§ **INSTRUCTIONS FOR THE TASK**:
Please transcribe the listing below in full and word for word, without its pictures.

§ **RECORDS SUPPLIED**:

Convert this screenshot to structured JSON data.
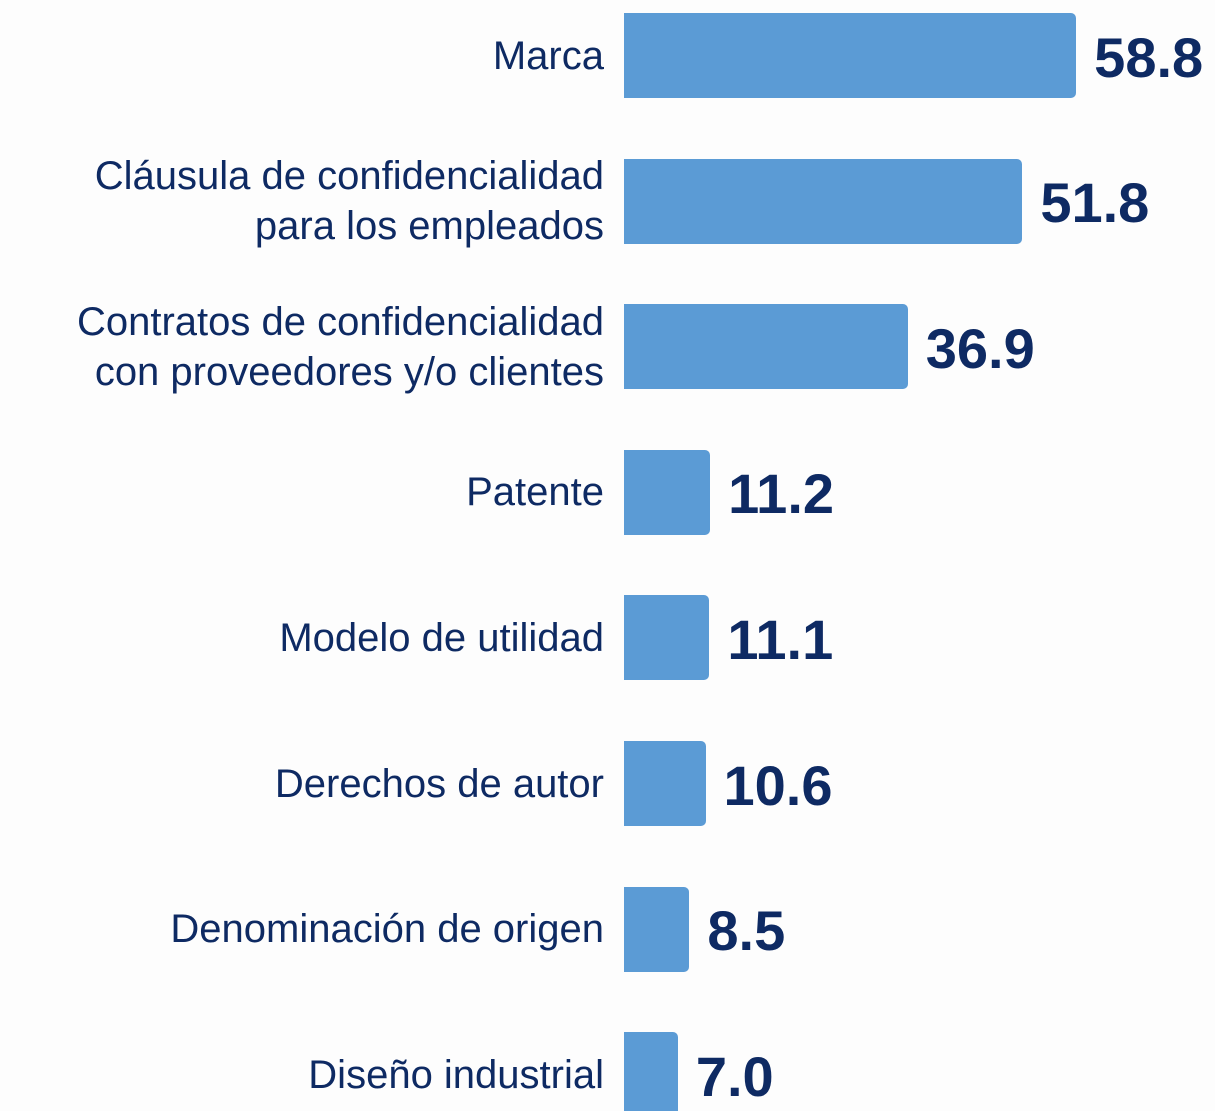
{
  "chart_data": {
    "type": "bar",
    "orientation": "horizontal",
    "categories": [
      "Marca",
      "Cláusula de confidencialidad para los empleados",
      "Contratos de confidencialidad con proveedores y/o clientes",
      "Patente",
      "Modelo de utilidad",
      "Derechos de autor",
      "Denominación de origen",
      "Diseño industrial"
    ],
    "values": [
      58.8,
      51.8,
      36.9,
      11.2,
      11.1,
      10.6,
      8.5,
      7.0
    ],
    "value_labels": [
      "58.8",
      "51.8",
      "36.9",
      "11.2",
      "11.1",
      "10.6",
      "8.5",
      "7.0"
    ],
    "color": "#5b9bd5"
  }
}
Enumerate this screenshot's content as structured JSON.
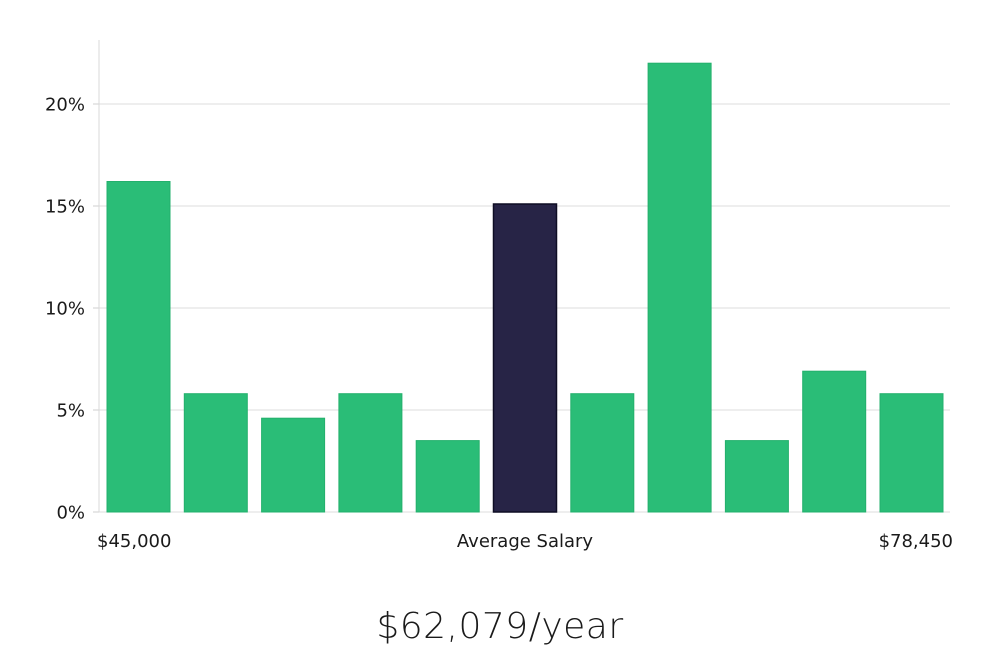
{
  "chart_data": {
    "type": "bar",
    "values": [
      16.2,
      5.8,
      4.6,
      5.8,
      3.5,
      15.1,
      5.8,
      22.0,
      3.5,
      6.9,
      5.8
    ],
    "highlight_index": 5,
    "yticks": [
      0,
      5,
      10,
      15,
      20
    ],
    "ytick_labels": [
      "0%",
      "5%",
      "10%",
      "15%",
      "20%"
    ],
    "ylim": [
      0,
      23
    ],
    "x_left_label": "$45,000",
    "x_center_label": "Average Salary",
    "x_right_label": "$78,450",
    "bar_color": "#2abd77",
    "highlight_color": "#272446",
    "highlight_edge_color": "#0f0d24",
    "grid": true
  },
  "headline": "$62,079/year"
}
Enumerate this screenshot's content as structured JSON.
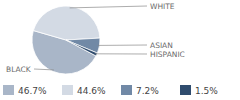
{
  "chart_data": {
    "type": "pie",
    "categories": [
      "BLACK",
      "WHITE",
      "ASIAN",
      "HISPANIC"
    ],
    "values": [
      46.7,
      44.6,
      7.2,
      1.5
    ],
    "value_labels": [
      "46.7%",
      "44.6%",
      "7.2%",
      "1.5%"
    ],
    "colors": [
      "#a9b6c8",
      "#d3dae4",
      "#7189a6",
      "#2f4c6e"
    ],
    "legend": "bottom"
  }
}
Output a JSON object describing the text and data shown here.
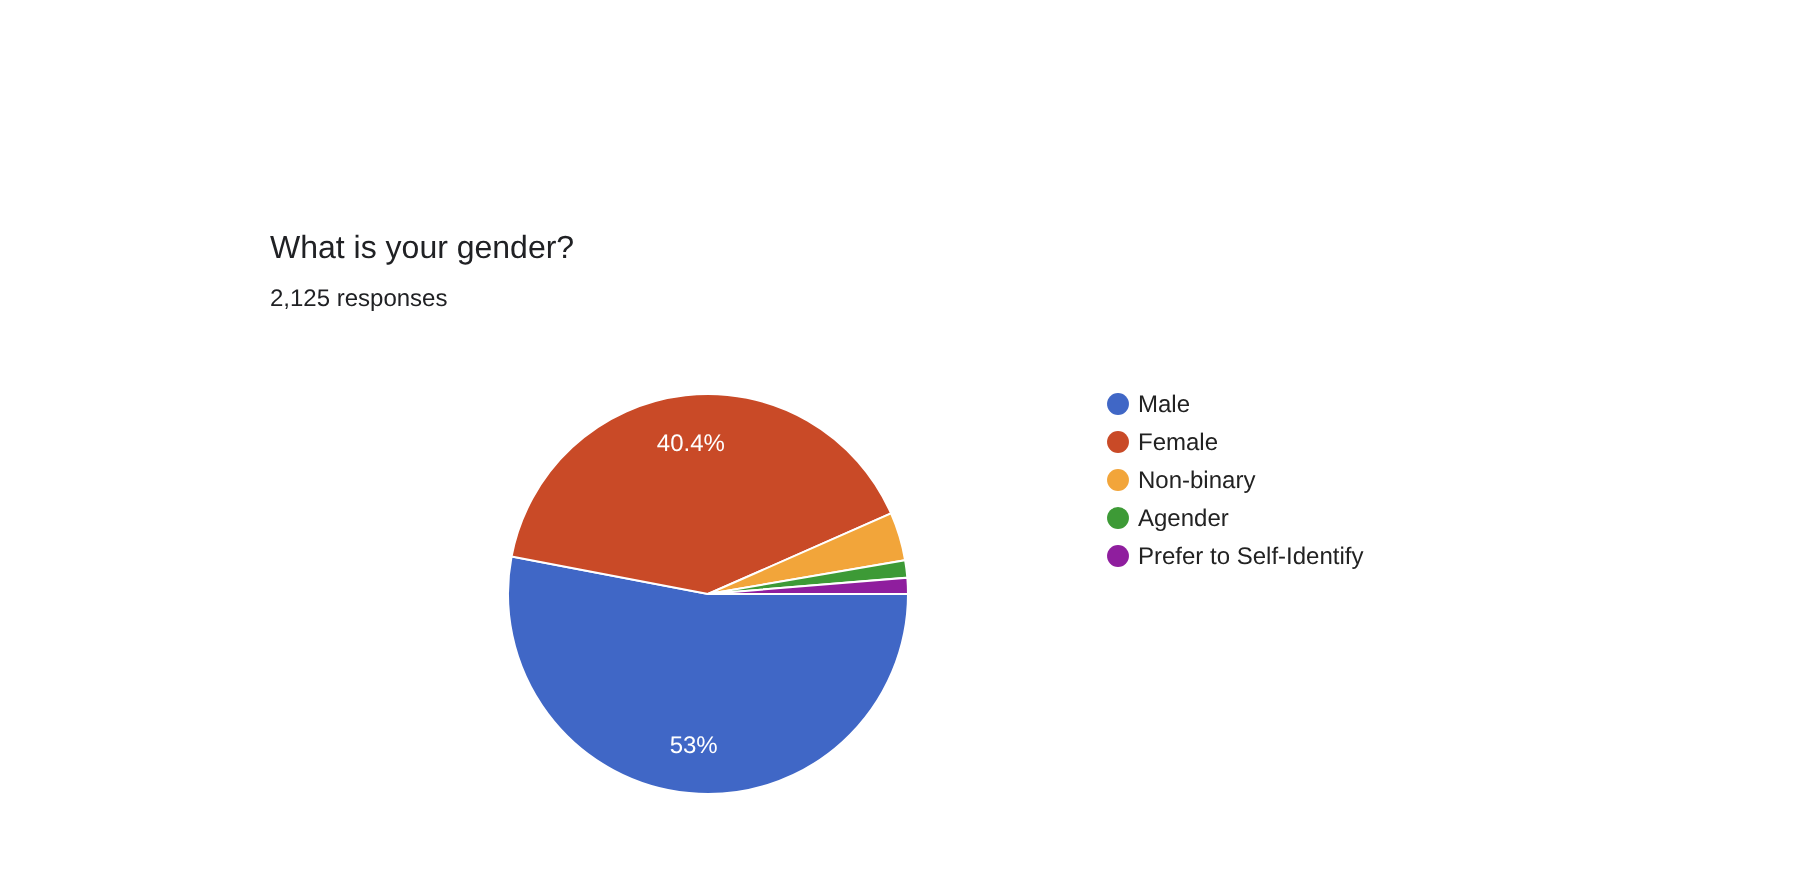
{
  "chart_data": {
    "type": "pie",
    "title": "What is your gender?",
    "subtitle": "2,125 responses",
    "categories": [
      "Male",
      "Female",
      "Non-binary",
      "Agender",
      "Prefer to Self-Identify"
    ],
    "values": [
      53,
      40.4,
      3.9,
      1.4,
      1.3
    ],
    "colors": [
      "#4067c6",
      "#c94a27",
      "#f2a53a",
      "#3d9a36",
      "#8f1e9e"
    ],
    "value_labels": [
      "53%",
      "40.4%",
      null,
      null,
      null
    ],
    "legend": "right"
  }
}
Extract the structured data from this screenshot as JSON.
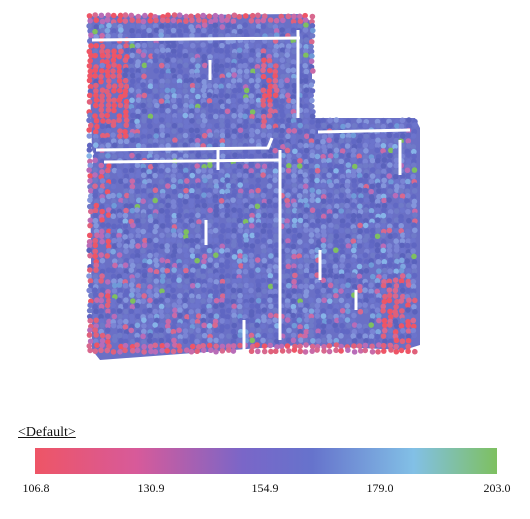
{
  "legend": {
    "title": "<Default>",
    "ticks": [
      "106.8",
      "130.9",
      "154.9",
      "179.0",
      "203.0"
    ],
    "min": 106.8,
    "max": 203.0,
    "colors": [
      "#ee5566",
      "#d75a9a",
      "#7a66c8",
      "#6673cc",
      "#82c0e6",
      "#7ec060"
    ]
  },
  "map": {
    "description_fields": [],
    "dominant_range": "154.9",
    "low_color": "#ee5566",
    "mid_color": "#6670c8",
    "high_color": "#7ec060"
  }
}
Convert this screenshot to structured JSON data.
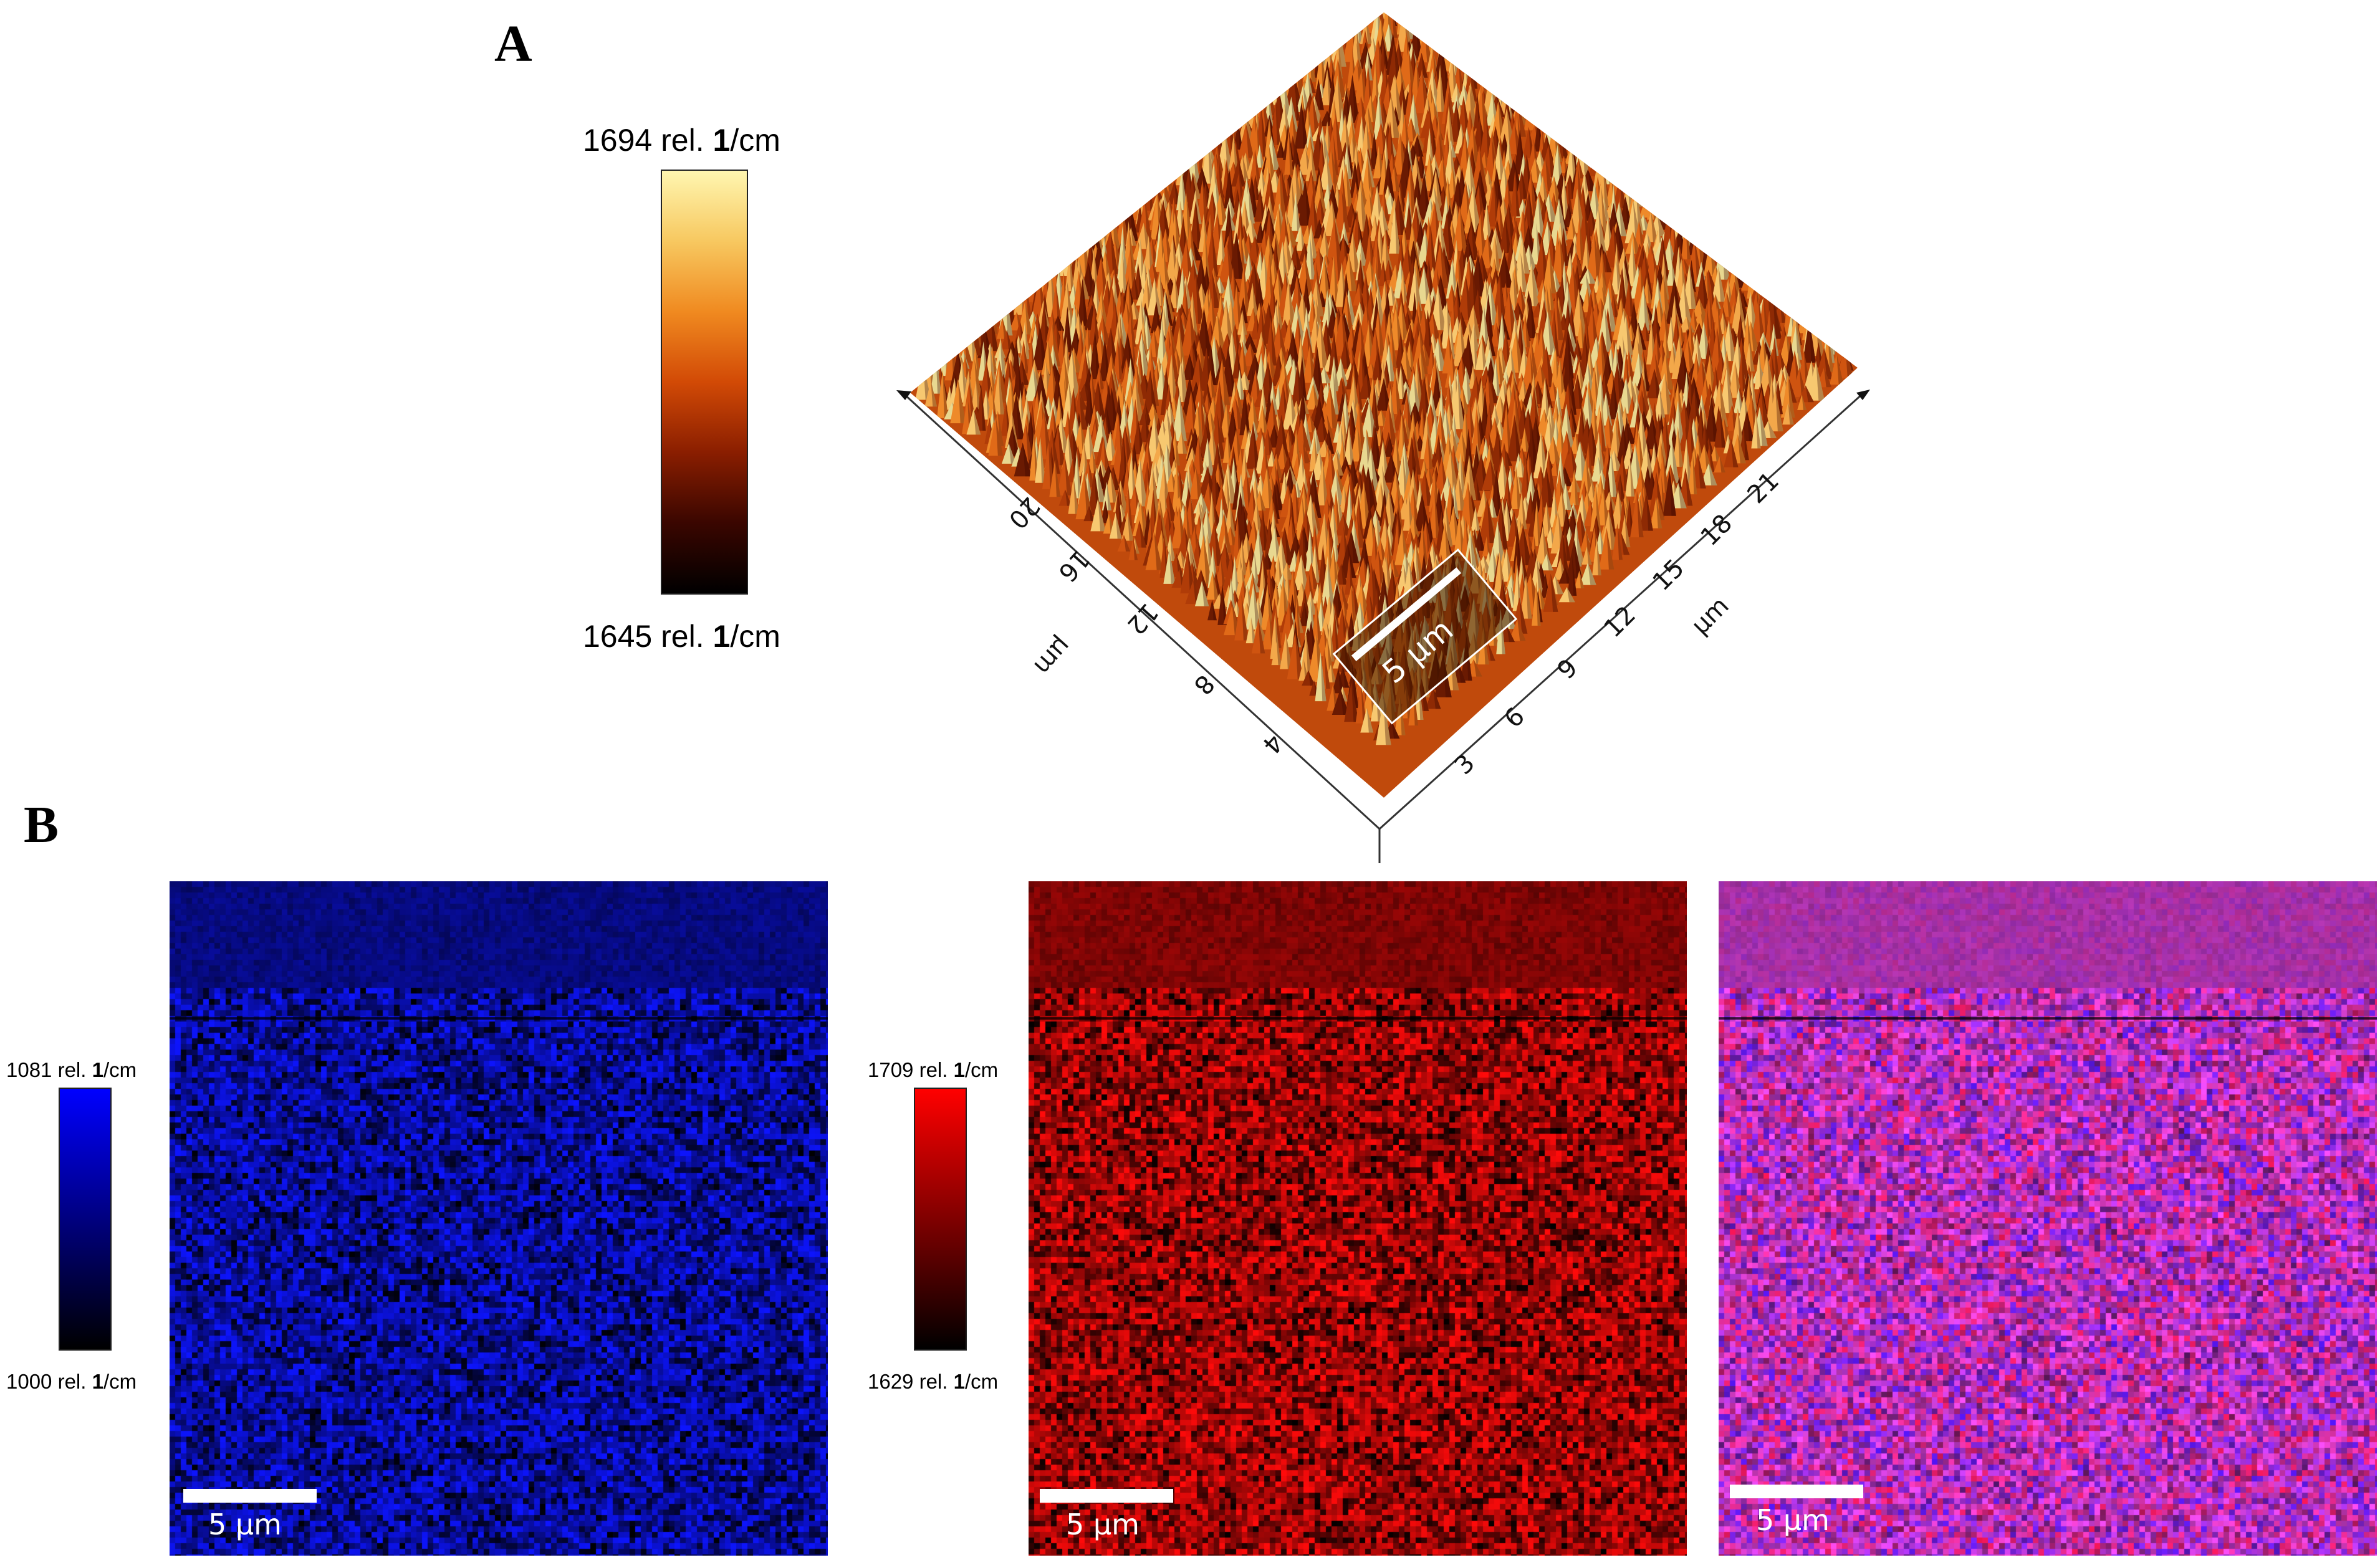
{
  "panel_a": {
    "letter": "A",
    "colorbar": {
      "max_label": "1694 rel.",
      "min_label": "1645 rel.",
      "unit_bold": "1",
      "unit_rest": "/cm",
      "gradient": [
        "#000000",
        "#3a0600",
        "#8a1e00",
        "#d24a06",
        "#f08a20",
        "#f7c860",
        "#fff6b0"
      ]
    },
    "surface": {
      "left_axis_ticks": [
        "20",
        "16",
        "12",
        "8",
        "4"
      ],
      "left_axis_unit": "µm",
      "right_axis_ticks": [
        "21",
        "18",
        "15",
        "12",
        "9",
        "6",
        "3"
      ],
      "right_axis_unit": "µm",
      "scale_bar_label": "5 µm"
    }
  },
  "panel_b": {
    "letter": "B",
    "blue_map": {
      "colorbar_max": "1081 rel.",
      "colorbar_min": "1000 rel.",
      "unit_bold": "1",
      "unit_rest": "/cm",
      "color": "#0a14ff",
      "scale_bar_label": "5 µm"
    },
    "red_map": {
      "colorbar_max": "1709 rel.",
      "colorbar_min": "1629 rel.",
      "unit_bold": "1",
      "unit_rest": "/cm",
      "color": "#ff0a0a",
      "scale_bar_label": "5 µm"
    },
    "overlay_map": {
      "scale_bar_label": "5 µm"
    }
  }
}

§ **FINAL ANSWER**:
Convert this screenshot to structured JSON data.
{
  "chart_data": {
    "type": "bar",
    "orientation": "horizontal",
    "categories": [
      "Marca",
      "Cláusula de confidencialidad para los empleados",
      "Contratos de confidencialidad con proveedores y/o clientes",
      "Patente",
      "Modelo de utilidad",
      "Derechos de autor",
      "Denominación de origen",
      "Diseño industrial"
    ],
    "values": [
      58.8,
      51.8,
      36.9,
      11.2,
      11.1,
      10.6,
      8.5,
      7.0
    ],
    "value_labels": [
      "58.8",
      "51.8",
      "36.9",
      "11.2",
      "11.1",
      "10.6",
      "8.5",
      "7.0"
    ],
    "color": "#5b9bd5"
  }
}
Enumerate this screenshot's content as structured JSON.
{
  "chart_data": {
    "type": "bar",
    "values": [
      16.2,
      5.8,
      4.6,
      5.8,
      3.5,
      15.1,
      5.8,
      22.0,
      3.5,
      6.9,
      5.8
    ],
    "highlight_index": 5,
    "yticks": [
      0,
      5,
      10,
      15,
      20
    ],
    "ytick_labels": [
      "0%",
      "5%",
      "10%",
      "15%",
      "20%"
    ],
    "ylim": [
      0,
      23
    ],
    "x_left_label": "$45,000",
    "x_center_label": "Average Salary",
    "x_right_label": "$78,450",
    "bar_color": "#2abd77",
    "highlight_color": "#272446",
    "highlight_edge_color": "#0f0d24",
    "grid": true
  },
  "headline": "$62,079/year"
}
Enumerate this screenshot's content as structured JSON.
{
  "chart_data": {
    "type": "pie",
    "categories": [
      "BLACK",
      "WHITE",
      "ASIAN",
      "HISPANIC"
    ],
    "values": [
      46.7,
      44.6,
      7.2,
      1.5
    ],
    "value_labels": [
      "46.7%",
      "44.6%",
      "7.2%",
      "1.5%"
    ],
    "colors": [
      "#a9b6c8",
      "#d3dae4",
      "#7189a6",
      "#2f4c6e"
    ],
    "legend": "bottom"
  }
}
Output a JSON object describing the text and data shown here.
{
  "chart_data": {
    "type": "pie",
    "title": "What is your gender?",
    "subtitle": "2,125 responses",
    "categories": [
      "Male",
      "Female",
      "Non-binary",
      "Agender",
      "Prefer to Self-Identify"
    ],
    "values": [
      53,
      40.4,
      3.9,
      1.4,
      1.3
    ],
    "colors": [
      "#4067c6",
      "#c94a27",
      "#f2a53a",
      "#3d9a36",
      "#8f1e9e"
    ],
    "value_labels": [
      "53%",
      "40.4%",
      null,
      null,
      null
    ],
    "legend": "right"
  }
}
Extract the structured data from this screenshot as JSON.
{
  "legend": {
    "title": "<Default>",
    "ticks": [
      "106.8",
      "130.9",
      "154.9",
      "179.0",
      "203.0"
    ],
    "min": 106.8,
    "max": 203.0,
    "colors": [
      "#ee5566",
      "#d75a9a",
      "#7a66c8",
      "#6673cc",
      "#82c0e6",
      "#7ec060"
    ]
  },
  "map": {
    "description_fields": [],
    "dominant_range": "154.9",
    "low_color": "#ee5566",
    "mid_color": "#6670c8",
    "high_color": "#7ec060"
  }
}
Convert this screenshot to structured JSON data.
{
  "panel_a": {
    "letter": "A",
    "colorbar": {
      "max_label": "1694 rel.",
      "min_label": "1645 rel.",
      "unit_bold": "1",
      "unit_rest": "/cm",
      "gradient": [
        "#000000",
        "#3a0600",
        "#8a1e00",
        "#d24a06",
        "#f08a20",
        "#f7c860",
        "#fff6b0"
      ]
    },
    "surface": {
      "left_axis_ticks": [
        "20",
        "16",
        "12",
        "8",
        "4"
      ],
      "left_axis_unit": "µm",
      "right_axis_ticks": [
        "21",
        "18",
        "15",
        "12",
        "9",
        "6",
        "3"
      ],
      "right_axis_unit": "µm",
      "scale_bar_label": "5 µm"
    }
  },
  "panel_b": {
    "letter": "B",
    "blue_map": {
      "colorbar_max": "1081 rel.",
      "colorbar_min": "1000 rel.",
      "unit_bold": "1",
      "unit_rest": "/cm",
      "color": "#0a14ff",
      "scale_bar_label": "5 µm"
    },
    "red_map": {
      "colorbar_max": "1709 rel.",
      "colorbar_min": "1629 rel.",
      "unit_bold": "1",
      "unit_rest": "/cm",
      "color": "#ff0a0a",
      "scale_bar_label": "5 µm"
    },
    "overlay_map": {
      "scale_bar_label": "5 µm"
    }
  }
}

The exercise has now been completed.